Copy out every line in which the string "Подобається" occurs.

[Dataset records]
■ ■ ■ ■ ■
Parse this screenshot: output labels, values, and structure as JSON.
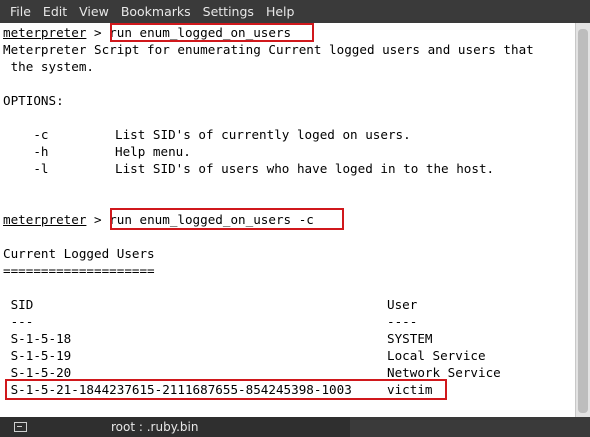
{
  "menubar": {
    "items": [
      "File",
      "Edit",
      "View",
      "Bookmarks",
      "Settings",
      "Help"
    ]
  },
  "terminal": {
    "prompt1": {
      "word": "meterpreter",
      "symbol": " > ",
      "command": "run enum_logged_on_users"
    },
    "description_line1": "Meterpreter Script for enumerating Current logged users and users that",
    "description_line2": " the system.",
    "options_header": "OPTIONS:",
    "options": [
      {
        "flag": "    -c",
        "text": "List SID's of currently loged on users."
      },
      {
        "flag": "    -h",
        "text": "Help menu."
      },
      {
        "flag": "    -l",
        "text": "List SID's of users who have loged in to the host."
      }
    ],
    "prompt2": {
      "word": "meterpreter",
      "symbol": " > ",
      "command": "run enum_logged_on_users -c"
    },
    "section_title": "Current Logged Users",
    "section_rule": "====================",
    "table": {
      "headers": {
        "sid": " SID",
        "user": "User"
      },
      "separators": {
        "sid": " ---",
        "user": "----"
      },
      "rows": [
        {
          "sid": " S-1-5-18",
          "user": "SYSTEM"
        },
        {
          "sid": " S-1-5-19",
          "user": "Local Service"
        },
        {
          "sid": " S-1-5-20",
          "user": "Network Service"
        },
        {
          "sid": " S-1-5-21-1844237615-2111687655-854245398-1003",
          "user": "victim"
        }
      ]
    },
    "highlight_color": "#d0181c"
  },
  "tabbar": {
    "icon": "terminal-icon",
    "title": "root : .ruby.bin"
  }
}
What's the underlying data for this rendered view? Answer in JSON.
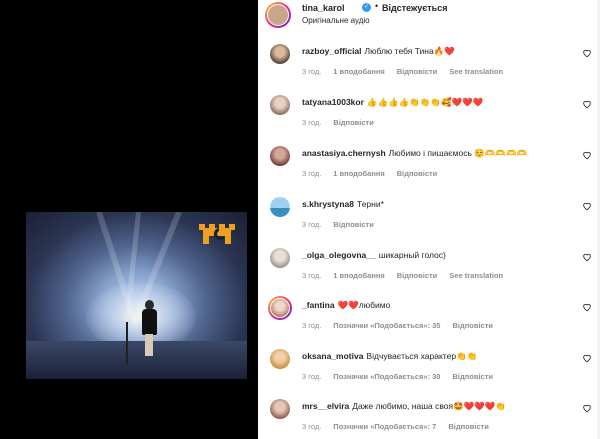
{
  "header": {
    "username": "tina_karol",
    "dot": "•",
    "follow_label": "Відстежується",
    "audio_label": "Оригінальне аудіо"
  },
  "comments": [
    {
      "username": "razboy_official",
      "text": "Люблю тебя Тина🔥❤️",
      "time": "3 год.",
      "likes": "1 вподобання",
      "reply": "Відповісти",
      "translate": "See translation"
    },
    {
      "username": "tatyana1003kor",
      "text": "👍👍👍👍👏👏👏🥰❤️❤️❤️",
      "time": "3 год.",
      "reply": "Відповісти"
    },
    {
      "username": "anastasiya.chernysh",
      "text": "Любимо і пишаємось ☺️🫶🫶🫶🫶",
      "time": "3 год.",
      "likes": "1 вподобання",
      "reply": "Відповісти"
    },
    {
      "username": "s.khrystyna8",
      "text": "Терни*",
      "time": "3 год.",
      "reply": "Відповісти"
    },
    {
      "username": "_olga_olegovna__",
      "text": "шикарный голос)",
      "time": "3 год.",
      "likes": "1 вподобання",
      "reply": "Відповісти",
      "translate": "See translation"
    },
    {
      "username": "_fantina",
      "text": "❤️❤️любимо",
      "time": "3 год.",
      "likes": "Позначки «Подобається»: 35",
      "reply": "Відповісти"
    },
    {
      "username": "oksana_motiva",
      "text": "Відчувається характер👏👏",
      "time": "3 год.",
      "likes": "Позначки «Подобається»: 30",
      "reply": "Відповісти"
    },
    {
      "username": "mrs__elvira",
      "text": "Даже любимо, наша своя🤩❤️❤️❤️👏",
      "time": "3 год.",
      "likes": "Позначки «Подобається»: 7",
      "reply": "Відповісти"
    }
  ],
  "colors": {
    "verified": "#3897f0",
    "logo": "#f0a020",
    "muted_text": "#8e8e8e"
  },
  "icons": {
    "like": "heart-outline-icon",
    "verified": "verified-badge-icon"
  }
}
■ ■ ■ ■ ■
§ **ANSWER TO THIS EXERCISE**
      "likes": "Позначки «Подобається»: 35",
      "likes": "Позначки «Подобається»: 30",
      "likes": "Позначки «Подобається»: 7",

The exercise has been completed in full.